▸ **Given request**: Make an exact copy of all the entries, with the pictures left out.

*-*-*

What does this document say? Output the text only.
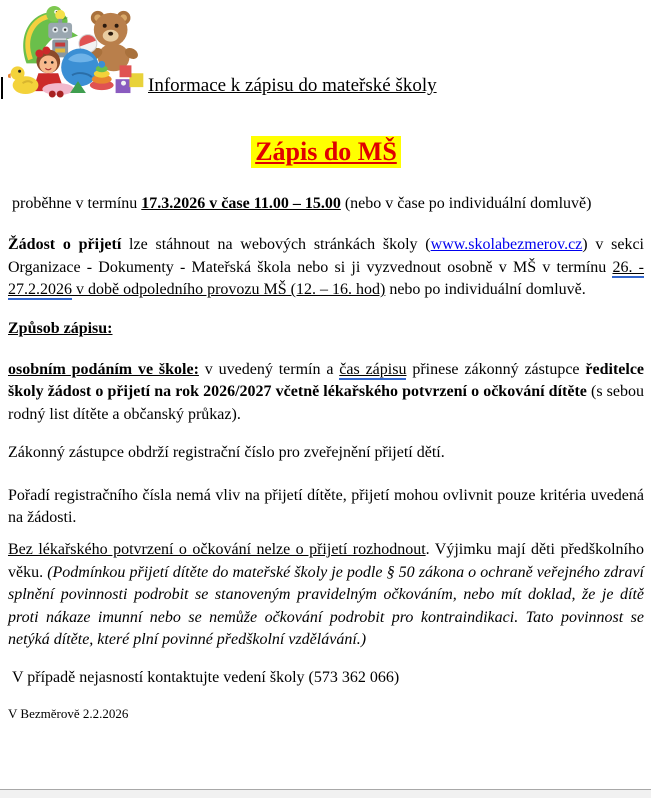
Informace k zápisu do mateřské školy
Zápis do MŠ

proběhne v termínu 17.3.2026 v čase 11.00 – 15.00 (nebo v čase po individuální domluvě)

Žádost o přijetí lze stáhnout na webových stránkách školy (www.skolabezmerov.cz) v sekci Organizace - Dokumenty - Mateřská škola nebo si ji vyzvednout osobně v MŠ v termínu 26. - 27.2.2026 v době odpoledního provozu MŠ (12. – 16. hod) nebo po individuální domluvě.

Způsob zápisu:

osobním podáním ve škole: v uvedený termín a čas zápisu přinese zákonný zástupce ředitelce školy žádost o přijetí na rok 2026/2027 včetně lékařského potvrzení o očkování dítěte (s sebou rodný list dítěte a občanský průkaz).

Zákonný zástupce obdrží registrační číslo pro zveřejnění přijetí dětí.

Pořadí registračního čísla nemá vliv na přijetí dítěte, přijetí mohou ovlivnit pouze kritéria uvedená na žádosti.

Bez lékařského potvrzení o očkování nelze o přijetí rozhodnout. Výjimku mají děti předškolního věku. (Podmínkou přijetí dítěte do mateřské školy je podle § 50 zákona o ochraně veřejného zdraví splnění povinnosti podrobit se stanoveným pravidelným očkováním, nebo mít doklad, že je dítě proti nákaze imunní nebo se nemůže očkování podrobit pro kontraindikaci. Tato povinnost se netýká dítěte, které plní povinné předškolní vzdělávání.)

V případě nejasností kontaktujte vedení školy (573 362 066)

V Bezměrově 2.2.2026
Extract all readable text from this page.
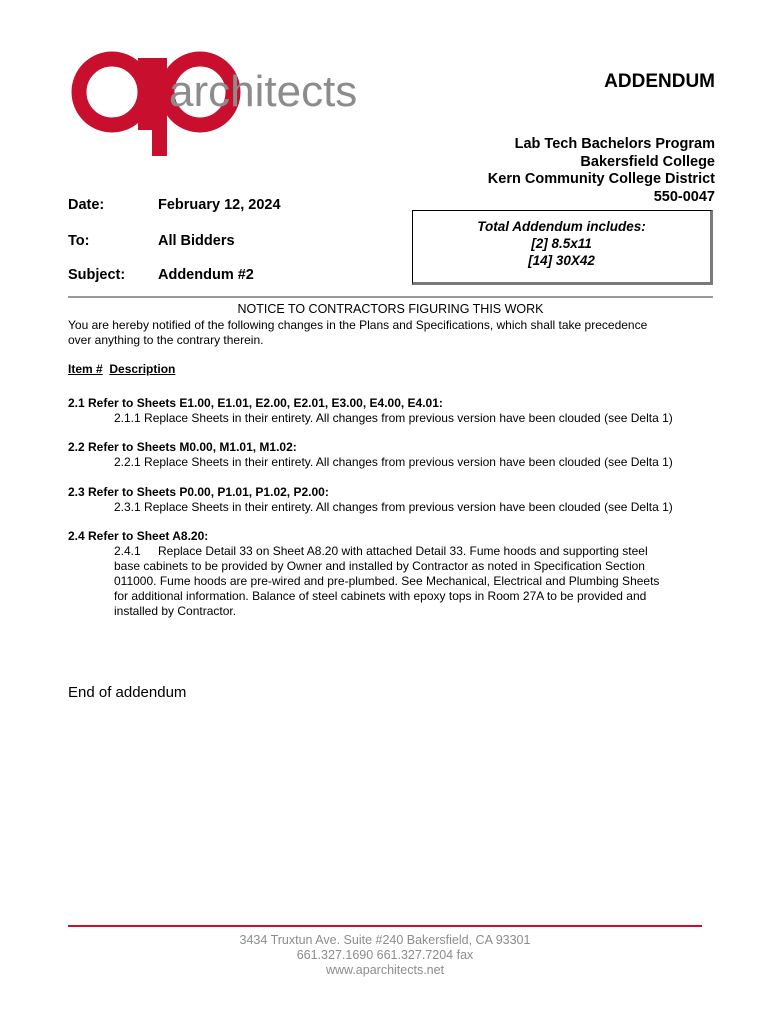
architects	ADDENDUM
Lab Tech Bachelors Program
Bakersfield College
Kern Community College District
550-0047
Date:	February 12, 2024
To:	All Bidders
Subject: Addendum #2
Total Addendum includes:
[2] 8.5x11
[14] 30X42
NOTICE TO CONTRACTORS FIGURING THIS WORK
You are hereby notified of the following changes in the Plans and Specifications, which shall take precedence
over anything to the contrary therein.
Item # Description
2.1 Refer to Sheets E1.00, E1.01, E2.00, E2.01, E3.00, E4.00, E4.01:
2.1.1 Replace Sheets in their entirety. All changes from previous version have been clouded (see Delta 1)
2.2 Refer to Sheets M0.00, M1.01, M1.02:
2.2.1 Replace Sheets in their entirety. All changes from previous version have been clouded (see Delta 1)
2.3 Refer to Sheets P0.00, P1.01, P1.02, P2.00:
2.3.1 Replace Sheets in their entirety. All changes from previous version have been clouded (see Delta 1)
2.4 Refer to Sheet A8.20:
2.4.1 Replace Detail 33 on Sheet A8.20 with attached Detail 33. Fume hoods and supporting steel
base cabinets to be provided by Owner and installed by Contractor as noted in Specification Section
011000. Fume hoods are pre-wired and pre-plumbed. See Mechanical, Electrical and Plumbing Sheets
for additional information. Balance of steel cabinets with epoxy tops in Room 27A to be provided and
installed by Contractor.
End of addendum
3434 Truxtun Ave. Suite #240 Bakersfield, CA 93301
661.327.1690 661.327.7204 fax
www.aparchitects.net
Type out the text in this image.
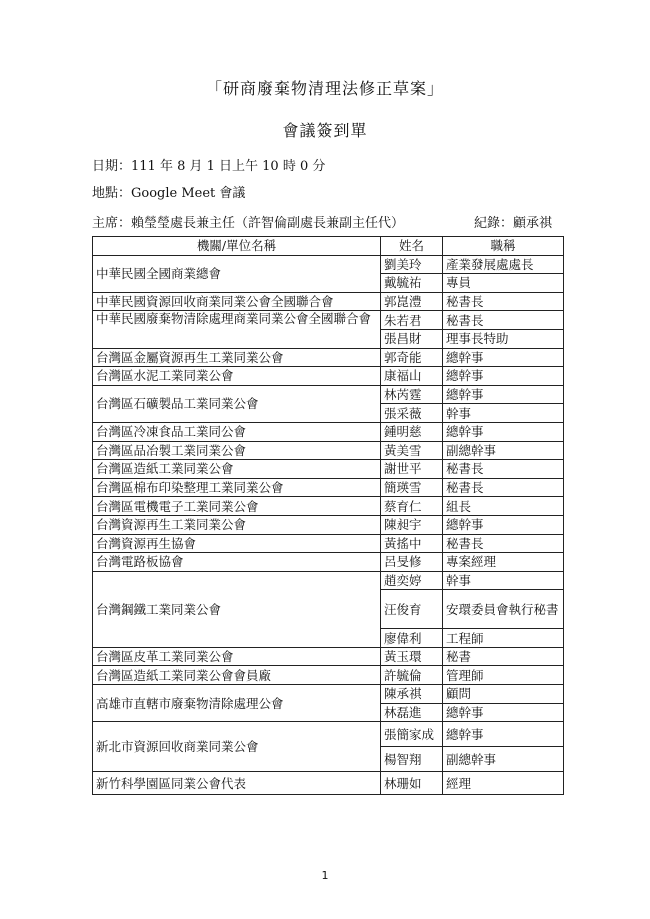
「研商廢棄物清理法修正草案」
會議簽到單
日期：111 年 8 月 1 日上午 10 時 0 分
地點：Google Meet 會議
主席：賴瑩瑩處長兼主任（許智倫副處長兼副主任代）	紀錄：顧承祺
機關/單位名稱	姓名	職稱
中華民國全國商業總會	劉美玲	產業發展處處長
	戴毓祐	專員
中華民國資源回收商業同業公會全國聯合會	郭崑澧	秘書長
中華民國廢棄物清除處理商業同業公會全國聯合會	朱若君	秘書長
	張昌財	理事長特助
台灣區金屬資源再生工業同業公會	郭奇能	總幹事
台灣區水泥工業同業公會	康福山	總幹事
台灣區石礦製品工業同業公會	林芮霆	總幹事
	張采薇	幹事
台灣區冷凍食品工業同公會	鍾明慈	總幹事
台灣區品冶製工業同業公會	黃美雪	副總幹事
台灣區造紙工業同業公會	謝世平	秘書長
台灣區棉布印染整理工業同業公會	簡瑛雪	秘書長
台灣區電機電子工業同業公會	蔡育仁	組長
台灣資源再生工業同業公會	陳昶宇	總幹事
台灣資源再生協會	黃搖中	秘書長
台灣電路板協會	呂旻修	專案經理
台灣鋼鐵工業同業公會	趙奕婷	幹事
	汪俊育	安環委員會執行秘書
	廖偉利	工程師
台灣區皮革工業同業公會	黃玉環	秘書
台灣區造紙工業同業公會會員廠	許毓倫	管理師
高雄市直轄市廢棄物清除處理公會	陳承祺	顧問
	林磊進	總幹事
新北市資源回收商業同業公會	張簡家成	總幹事
	楊智翔	副總幹事
新竹科學園區同業公會代表	林珊如	經理
1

*-*-*

▸ **Result of this task**:
What does this document say? Output the text only.
Informace k zápisu do mateřské školy
Zápis do MŠ

proběhne v termínu 17.3.2026 v čase 11.00 – 15.00 (nebo v čase po individuální domluvě)

Žádost o přijetí lze stáhnout na webových stránkách školy (www.skolabezmerov.cz) v sekci Organizace - Dokumenty - Mateřská škola nebo si ji vyzvednout osobně v MŠ v termínu 26. - 27.2.2026 v době odpoledního provozu MŠ (12. – 16. hod) nebo po individuální domluvě.

Způsob zápisu:

osobním podáním ve škole: v uvedený termín a čas zápisu přinese zákonný zástupce ředitelce školy žádost o přijetí na rok 2026/2027 včetně lékařského potvrzení o očkování dítěte (s sebou rodný list dítěte a občanský průkaz).

Zákonný zástupce obdrží registrační číslo pro zveřejnění přijetí dětí.

Pořadí registračního čísla nemá vliv na přijetí dítěte, přijetí mohou ovlivnit pouze kritéria uvedená na žádosti.

Bez lékařského potvrzení o očkování nelze o přijetí rozhodnout. Výjimku mají děti předškolního věku. (Podmínkou přijetí dítěte do mateřské školy je podle § 50 zákona o ochraně veřejného zdraví splnění povinnosti podrobit se stanoveným pravidelným očkováním, nebo mít doklad, že je dítě proti nákaze imunní nebo se nemůže očkování podrobit pro kontraindikaci. Tato povinnost se netýká dítěte, které plní povinné předškolní vzdělávání.)

V případě nejasností kontaktujte vedení školy (573 362 066)

V Bezměrově 2.2.2026
Extract all readable text from this page.
architects	ADDENDUM
Lab Tech Bachelors Program
Bakersfield College
Kern Community College District
550-0047
Date:	February 12, 2024
To:	All Bidders
Subject: Addendum #2
Total Addendum includes:
[2] 8.5x11
[14] 30X42
NOTICE TO CONTRACTORS FIGURING THIS WORK
You are hereby notified of the following changes in the Plans and Specifications, which shall take precedence
over anything to the contrary therein.
Item # Description
2.1 Refer to Sheets E1.00, E1.01, E2.00, E2.01, E3.00, E4.00, E4.01:
2.1.1 Replace Sheets in their entirety. All changes from previous version have been clouded (see Delta 1)
2.2 Refer to Sheets M0.00, M1.01, M1.02:
2.2.1 Replace Sheets in their entirety. All changes from previous version have been clouded (see Delta 1)
2.3 Refer to Sheets P0.00, P1.01, P1.02, P2.00:
2.3.1 Replace Sheets in their entirety. All changes from previous version have been clouded (see Delta 1)
2.4 Refer to Sheet A8.20:
2.4.1 Replace Detail 33 on Sheet A8.20 with attached Detail 33. Fume hoods and supporting steel
base cabinets to be provided by Owner and installed by Contractor as noted in Specification Section
011000. Fume hoods are pre-wired and pre-plumbed. See Mechanical, Electrical and Plumbing Sheets
for additional information. Balance of steel cabinets with epoxy tops in Room 27A to be provided and
installed by Contractor.
End of addendum
3434 Truxtun Ave. Suite #240 Bakersfield, CA 93301
661.327.1690 661.327.7204 fax
www.aparchitects.net
Type out the text in this image.
「研商廢棄物清理法修正草案」
會議簽到單
日期：111 年 8 月 1 日上午 10 時 0 分
地點：Google Meet 會議
主席：賴瑩瑩處長兼主任（許智倫副處長兼副主任代）	紀錄：顧承祺
機關/單位名稱	姓名	職稱
中華民國全國商業總會	劉美玲	產業發展處處長
	戴毓祐	專員
中華民國資源回收商業同業公會全國聯合會	郭崑澧	秘書長
中華民國廢棄物清除處理商業同業公會全國聯合會	朱若君	秘書長
	張昌財	理事長特助
台灣區金屬資源再生工業同業公會	郭奇能	總幹事
台灣區水泥工業同業公會	康福山	總幹事
台灣區石礦製品工業同業公會	林芮霆	總幹事
	張采薇	幹事
台灣區冷凍食品工業同公會	鍾明慈	總幹事
台灣區品冶製工業同業公會	黃美雪	副總幹事
台灣區造紙工業同業公會	謝世平	秘書長
台灣區棉布印染整理工業同業公會	簡瑛雪	秘書長
台灣區電機電子工業同業公會	蔡育仁	組長
台灣資源再生工業同業公會	陳昶宇	總幹事
台灣資源再生協會	黃搖中	秘書長
台灣電路板協會	呂旻修	專案經理
台灣鋼鐵工業同業公會	趙奕婷	幹事
	汪俊育	安環委員會執行秘書
	廖偉利	工程師
台灣區皮革工業同業公會	黃玉環	秘書
台灣區造紙工業同業公會會員廠	許毓倫	管理師
高雄市直轄市廢棄物清除處理公會	陳承祺	顧問
	林磊進	總幹事
新北市資源回收商業同業公會	張簡家成	總幹事
	楊智翔	副總幹事
新竹科學園區同業公會代表	林珊如	經理
1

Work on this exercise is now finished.